To do
Below are the records; locate each line with the word "四下基层" and copy it.

Records for the exercise
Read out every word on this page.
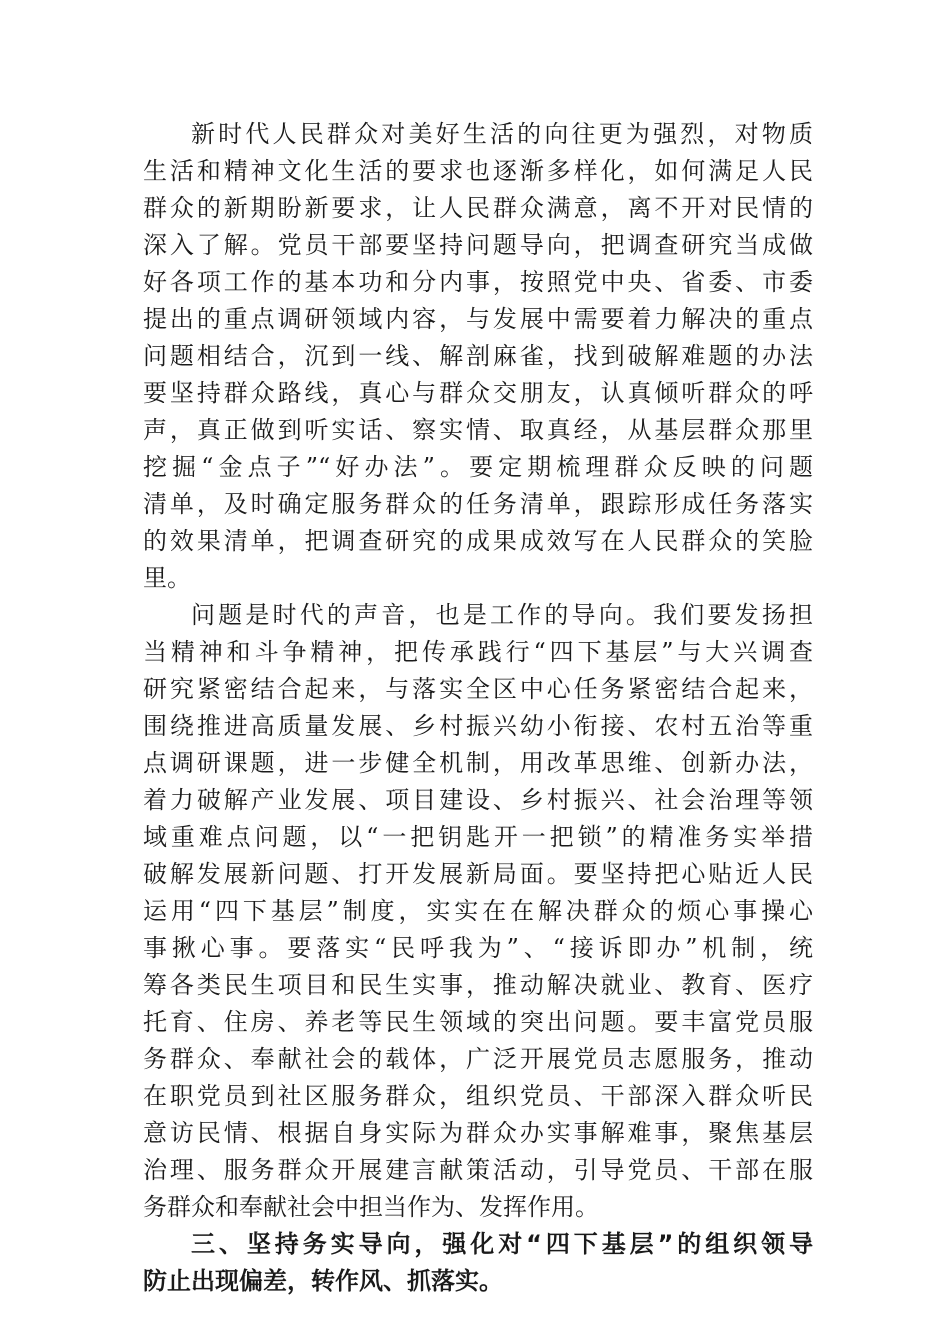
新时代人民群众对美好生活的向往更为强烈，对物质
生活和精神文化生活的要求也逐渐多样化，如何满足人民
群众的新期盼新要求，让人民群众满意，离不开对民情的
深入了解。党员干部要坚持问题导向，把调查研究当成做
好各项工作的基本功和分内事，按照党中央、省委、市委
提出的重点调研领域内容，与发展中需要着力解决的重点
问题相结合，沉到一线、解剖麻雀，找到破解难题的办法
要坚持群众路线，真心与群众交朋友，认真倾听群众的呼
声，真正做到听实话、察实情、取真经，从基层群众那里
挖掘“金点子”“好办法”。要定期梳理群众反映的问题
清单，及时确定服务群众的任务清单，跟踪形成任务落实
的效果清单，把调查研究的成果成效写在人民群众的笑脸
里。
问题是时代的声音，也是工作的导向。我们要发扬担
当精神和斗争精神，把传承践行“四下基层”与大兴调查
研究紧密结合起来，与落实全区中心任务紧密结合起来，
围绕推进高质量发展、乡村振兴幼小衔接、农村五治等重
点调研课题，进一步健全机制，用改革思维、创新办法，
着力破解产业发展、项目建设、乡村振兴、社会治理等领
域重难点问题，以“一把钥匙开一把锁”的精准务实举措
破解发展新问题、打开发展新局面。要坚持把心贴近人民
运用“四下基层”制度，实实在在解决群众的烦心事操心
事揪心事。要落实“民呼我为”、“接诉即办”机制，统
筹各类民生项目和民生实事，推动解决就业、教育、医疗
托育、住房、养老等民生领域的突出问题。要丰富党员服
务群众、奉献社会的载体，广泛开展党员志愿服务，推动
在职党员到社区服务群众，组织党员、干部深入群众听民
意访民情、根据自身实际为群众办实事解难事，聚焦基层
治理、服务群众开展建言献策活动，引导党员、干部在服
务群众和奉献社会中担当作为、发挥作用。
三、坚持务实导向，强化对“四下基层”的组织领导
防止出现偏差，转作风、抓落实。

Full answer
当精神和斗争精神，把传承践行“四下基层”与大兴调查
运用“四下基层”制度，实实在在解决群众的烦心事操心
三、坚持务实导向，强化对“四下基层”的组织领导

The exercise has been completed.